• Written request: Your task is to repeat the lines below exactly, excluding any pictures they contain.

• Stored records:
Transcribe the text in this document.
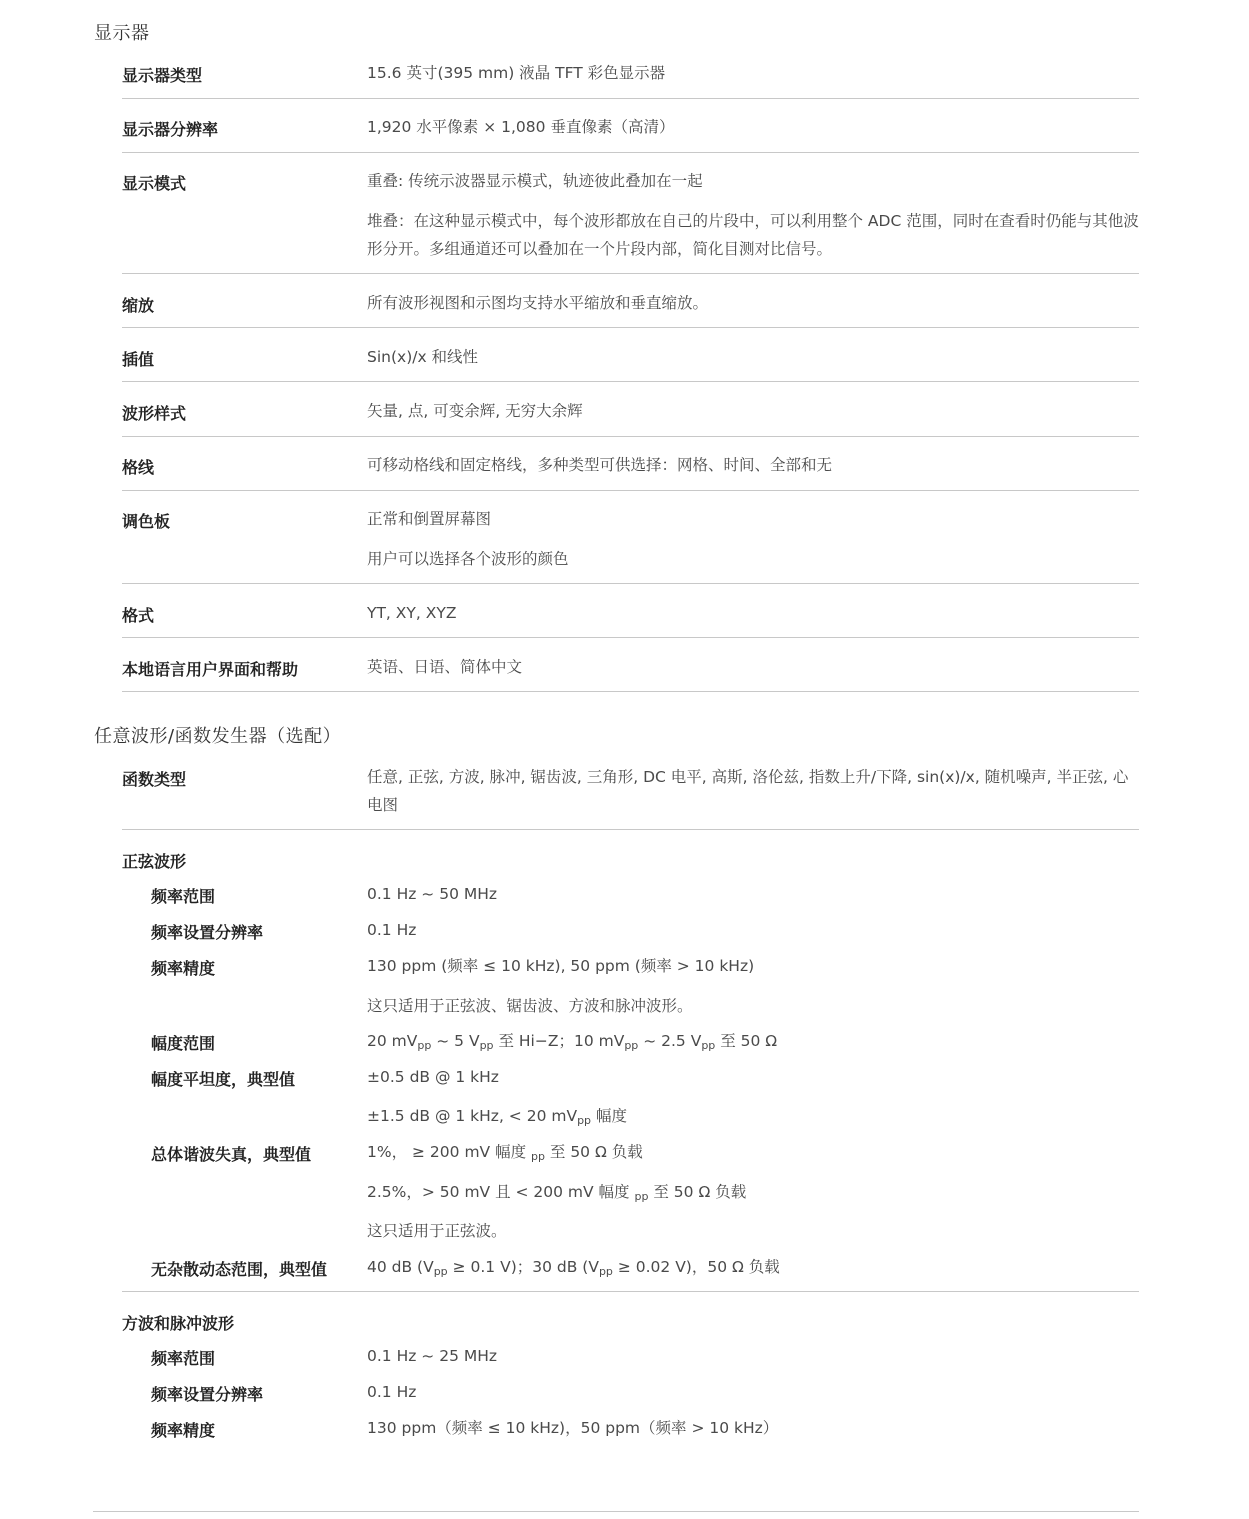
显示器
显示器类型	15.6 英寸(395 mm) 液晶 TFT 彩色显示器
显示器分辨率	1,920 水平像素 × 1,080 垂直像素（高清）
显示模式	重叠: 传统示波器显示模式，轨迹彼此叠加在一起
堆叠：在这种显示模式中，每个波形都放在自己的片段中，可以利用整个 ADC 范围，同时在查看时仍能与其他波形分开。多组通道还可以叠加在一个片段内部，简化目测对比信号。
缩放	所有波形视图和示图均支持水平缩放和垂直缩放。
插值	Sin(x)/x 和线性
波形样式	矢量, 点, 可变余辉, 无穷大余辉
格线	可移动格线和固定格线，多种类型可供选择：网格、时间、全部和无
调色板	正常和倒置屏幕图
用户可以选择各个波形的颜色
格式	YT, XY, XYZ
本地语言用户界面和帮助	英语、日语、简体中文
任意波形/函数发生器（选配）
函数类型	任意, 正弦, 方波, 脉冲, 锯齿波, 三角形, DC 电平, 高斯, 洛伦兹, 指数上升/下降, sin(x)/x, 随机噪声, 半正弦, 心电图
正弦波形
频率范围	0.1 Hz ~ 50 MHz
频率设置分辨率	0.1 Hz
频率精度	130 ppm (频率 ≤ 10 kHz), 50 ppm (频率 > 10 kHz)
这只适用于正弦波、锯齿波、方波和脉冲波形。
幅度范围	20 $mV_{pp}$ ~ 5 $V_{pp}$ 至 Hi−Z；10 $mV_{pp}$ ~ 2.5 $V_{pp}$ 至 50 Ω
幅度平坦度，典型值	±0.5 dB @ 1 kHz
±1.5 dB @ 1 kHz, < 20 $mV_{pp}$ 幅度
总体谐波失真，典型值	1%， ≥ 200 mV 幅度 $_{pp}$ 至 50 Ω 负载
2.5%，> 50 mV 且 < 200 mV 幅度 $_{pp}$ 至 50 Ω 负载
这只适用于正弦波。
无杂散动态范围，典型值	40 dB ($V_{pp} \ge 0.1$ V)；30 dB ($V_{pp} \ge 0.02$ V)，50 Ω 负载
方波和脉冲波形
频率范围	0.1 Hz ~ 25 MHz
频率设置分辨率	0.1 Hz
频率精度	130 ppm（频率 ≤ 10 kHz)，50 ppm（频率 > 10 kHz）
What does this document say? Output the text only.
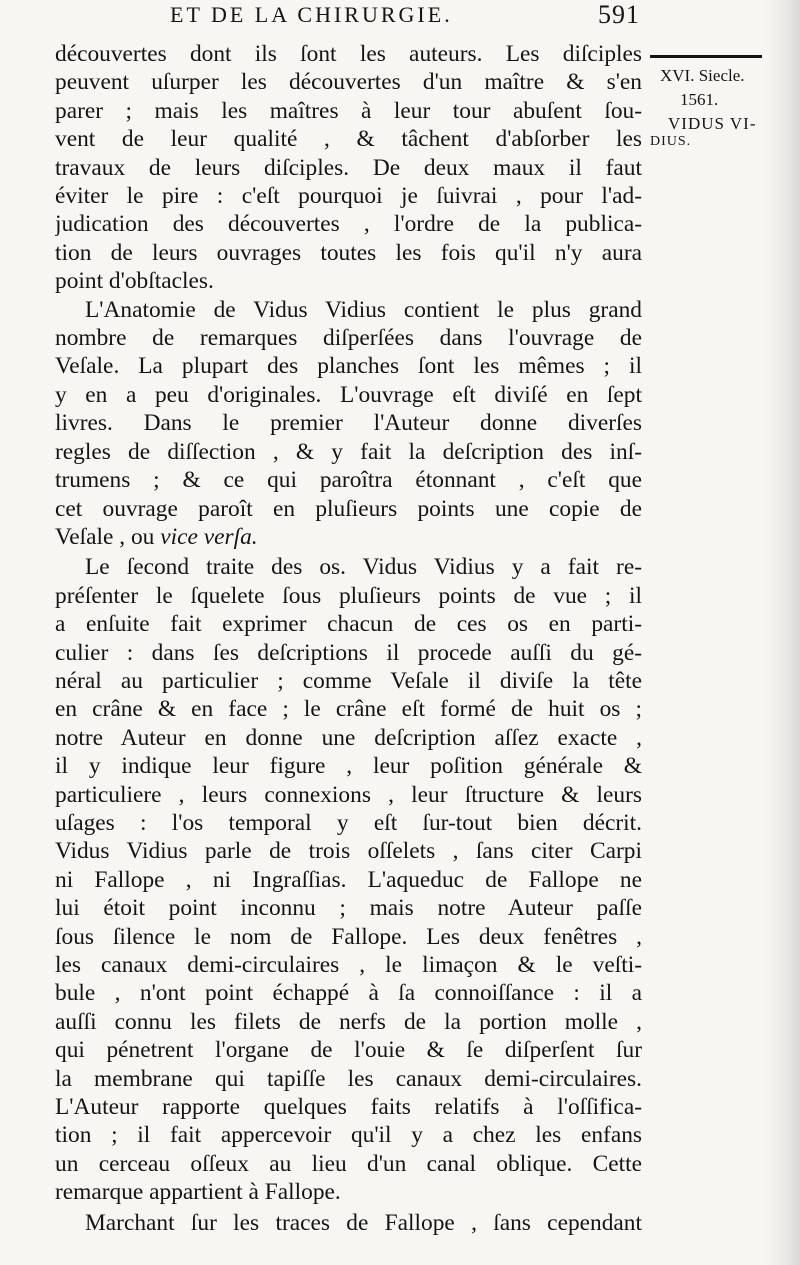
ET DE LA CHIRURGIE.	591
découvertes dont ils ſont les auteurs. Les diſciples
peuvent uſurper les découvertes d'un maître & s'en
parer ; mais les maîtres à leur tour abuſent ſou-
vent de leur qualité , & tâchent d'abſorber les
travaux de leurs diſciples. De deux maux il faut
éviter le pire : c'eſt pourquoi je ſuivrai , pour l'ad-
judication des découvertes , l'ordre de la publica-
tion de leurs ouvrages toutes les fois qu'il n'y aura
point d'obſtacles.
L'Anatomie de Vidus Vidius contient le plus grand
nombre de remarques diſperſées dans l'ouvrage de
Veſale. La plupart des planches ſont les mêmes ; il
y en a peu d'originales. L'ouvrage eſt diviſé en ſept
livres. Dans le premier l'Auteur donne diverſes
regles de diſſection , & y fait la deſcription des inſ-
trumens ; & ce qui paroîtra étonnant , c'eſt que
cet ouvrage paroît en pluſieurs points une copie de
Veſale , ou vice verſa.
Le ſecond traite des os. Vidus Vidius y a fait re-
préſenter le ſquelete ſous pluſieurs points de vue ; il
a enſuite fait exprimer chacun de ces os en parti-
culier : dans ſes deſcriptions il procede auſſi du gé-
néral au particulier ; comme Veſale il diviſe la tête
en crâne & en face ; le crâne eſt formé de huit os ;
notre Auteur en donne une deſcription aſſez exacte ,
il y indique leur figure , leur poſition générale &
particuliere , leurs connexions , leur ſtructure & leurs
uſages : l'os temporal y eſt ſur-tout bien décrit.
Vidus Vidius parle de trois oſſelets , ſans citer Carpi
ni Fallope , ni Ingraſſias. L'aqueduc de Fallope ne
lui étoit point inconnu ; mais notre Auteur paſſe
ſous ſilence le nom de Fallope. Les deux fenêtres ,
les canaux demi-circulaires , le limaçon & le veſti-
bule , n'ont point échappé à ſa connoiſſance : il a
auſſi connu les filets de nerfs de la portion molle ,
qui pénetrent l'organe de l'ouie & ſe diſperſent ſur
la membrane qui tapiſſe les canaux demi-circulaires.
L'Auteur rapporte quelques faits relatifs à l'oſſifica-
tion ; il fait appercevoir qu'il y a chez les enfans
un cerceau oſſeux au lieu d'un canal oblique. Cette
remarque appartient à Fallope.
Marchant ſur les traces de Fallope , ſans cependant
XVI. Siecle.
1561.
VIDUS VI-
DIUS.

• Solution for this problem:
Transcribe the text in this document.
显示器
显示器类型	15.6 英寸(395 mm) 液晶 TFT 彩色显示器
显示器分辨率	1,920 水平像素 × 1,080 垂直像素（高清）
显示模式	重叠: 传统示波器显示模式，轨迹彼此叠加在一起
堆叠：在这种显示模式中，每个波形都放在自己的片段中，可以利用整个 ADC 范围，同时在查看时仍能与其他波形分开。多组通道还可以叠加在一个片段内部，简化目测对比信号。
缩放	所有波形视图和示图均支持水平缩放和垂直缩放。
插值	Sin(x)/x 和线性
波形样式	矢量, 点, 可变余辉, 无穷大余辉
格线	可移动格线和固定格线，多种类型可供选择：网格、时间、全部和无
调色板	正常和倒置屏幕图
用户可以选择各个波形的颜色
格式	YT, XY, XYZ
本地语言用户界面和帮助	英语、日语、简体中文
任意波形/函数发生器（选配）
函数类型	任意, 正弦, 方波, 脉冲, 锯齿波, 三角形, DC 电平, 高斯, 洛伦兹, 指数上升/下降, sin(x)/x, 随机噪声, 半正弦, 心电图
正弦波形
频率范围	0.1 Hz ~ 50 MHz
频率设置分辨率	0.1 Hz
频率精度	130 ppm (频率 ≤ 10 kHz), 50 ppm (频率 > 10 kHz)
这只适用于正弦波、锯齿波、方波和脉冲波形。
幅度范围	20 $mV_{pp}$ ~ 5 $V_{pp}$ 至 Hi−Z；10 $mV_{pp}$ ~ 2.5 $V_{pp}$ 至 50 Ω
幅度平坦度，典型值	±0.5 dB @ 1 kHz
±1.5 dB @ 1 kHz, < 20 $mV_{pp}$ 幅度
总体谐波失真，典型值	1%， ≥ 200 mV 幅度 $_{pp}$ 至 50 Ω 负载
2.5%，> 50 mV 且 < 200 mV 幅度 $_{pp}$ 至 50 Ω 负载
这只适用于正弦波。
无杂散动态范围，典型值	40 dB ($V_{pp} \ge 0.1$ V)；30 dB ($V_{pp} \ge 0.02$ V)，50 Ω 负载
方波和脉冲波形
频率范围	0.1 Hz ~ 25 MHz
频率设置分辨率	0.1 Hz
频率精度	130 ppm（频率 ≤ 10 kHz)，50 ppm（频率 > 10 kHz）
What does this document say? Output the text only.
ET DE LA CHIRURGIE.	591
découvertes dont ils ſont les auteurs. Les diſciples
peuvent uſurper les découvertes d'un maître & s'en
parer ; mais les maîtres à leur tour abuſent ſou-
vent de leur qualité , & tâchent d'abſorber les
travaux de leurs diſciples. De deux maux il faut
éviter le pire : c'eſt pourquoi je ſuivrai , pour l'ad-
judication des découvertes , l'ordre de la publica-
tion de leurs ouvrages toutes les fois qu'il n'y aura
point d'obſtacles.
L'Anatomie de Vidus Vidius contient le plus grand
nombre de remarques diſperſées dans l'ouvrage de
Veſale. La plupart des planches ſont les mêmes ; il
y en a peu d'originales. L'ouvrage eſt diviſé en ſept
livres. Dans le premier l'Auteur donne diverſes
regles de diſſection , & y fait la deſcription des inſ-
trumens ; & ce qui paroîtra étonnant , c'eſt que
cet ouvrage paroît en pluſieurs points une copie de
Veſale , ou vice verſa.
Le ſecond traite des os. Vidus Vidius y a fait re-
préſenter le ſquelete ſous pluſieurs points de vue ; il
a enſuite fait exprimer chacun de ces os en parti-
culier : dans ſes deſcriptions il procede auſſi du gé-
néral au particulier ; comme Veſale il diviſe la tête
en crâne & en face ; le crâne eſt formé de huit os ;
notre Auteur en donne une deſcription aſſez exacte ,
il y indique leur figure , leur poſition générale &
particuliere , leurs connexions , leur ſtructure & leurs
uſages : l'os temporal y eſt ſur-tout bien décrit.
Vidus Vidius parle de trois oſſelets , ſans citer Carpi
ni Fallope , ni Ingraſſias. L'aqueduc de Fallope ne
lui étoit point inconnu ; mais notre Auteur paſſe
ſous ſilence le nom de Fallope. Les deux fenêtres ,
les canaux demi-circulaires , le limaçon & le veſti-
bule , n'ont point échappé à ſa connoiſſance : il a
auſſi connu les filets de nerfs de la portion molle ,
qui pénetrent l'organe de l'ouie & ſe diſperſent ſur
la membrane qui tapiſſe les canaux demi-circulaires.
L'Auteur rapporte quelques faits relatifs à l'oſſifica-
tion ; il fait appercevoir qu'il y a chez les enfans
un cerceau oſſeux au lieu d'un canal oblique. Cette
remarque appartient à Fallope.
Marchant ſur les traces de Fallope , ſans cependant
XVI. Siecle.
1561.
VIDUS VI-
DIUS.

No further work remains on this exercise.